### PROBLEM REQUIREMENTS
Reproduce all the lines below exactly and omit the images.

### PROVIDED RECORDS
● ● ● ●

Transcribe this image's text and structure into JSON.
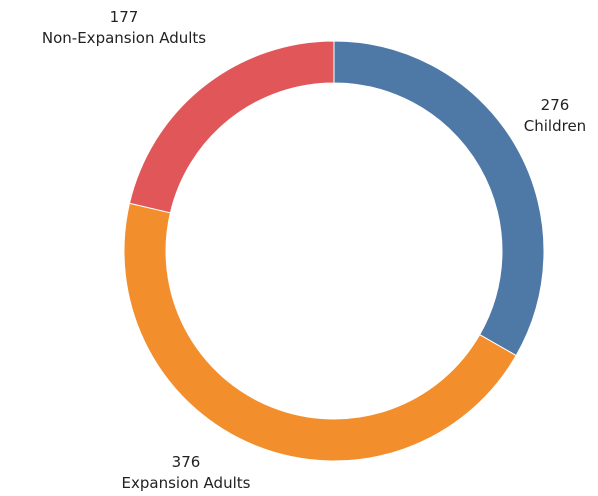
{
  "chart_data": {
    "type": "pie",
    "donut": true,
    "title": "",
    "slices": [
      {
        "name": "Children",
        "value": 276,
        "color": "#4e79a7"
      },
      {
        "name": "Expansion Adults",
        "value": 376,
        "color": "#f28e2b"
      },
      {
        "name": "Non-Expansion Adults",
        "value": 177,
        "color": "#e15759"
      }
    ],
    "legend": "none",
    "labels": "outside, value above name"
  }
}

● ● ● ●

### OUTPUT OF THE EXERCISE
Transcribe this image's text and structure into JSON.
{
  "chart_data": {
    "type": "pie",
    "donut": true,
    "title": "",
    "slices": [
      {
        "name": "Children",
        "value": 276,
        "color": "#4e79a7"
      },
      {
        "name": "Expansion Adults",
        "value": 376,
        "color": "#f28e2b"
      },
      {
        "name": "Non-Expansion Adults",
        "value": 177,
        "color": "#e15759"
      }
    ],
    "legend": "none",
    "labels": "outside, value above name"
  }
}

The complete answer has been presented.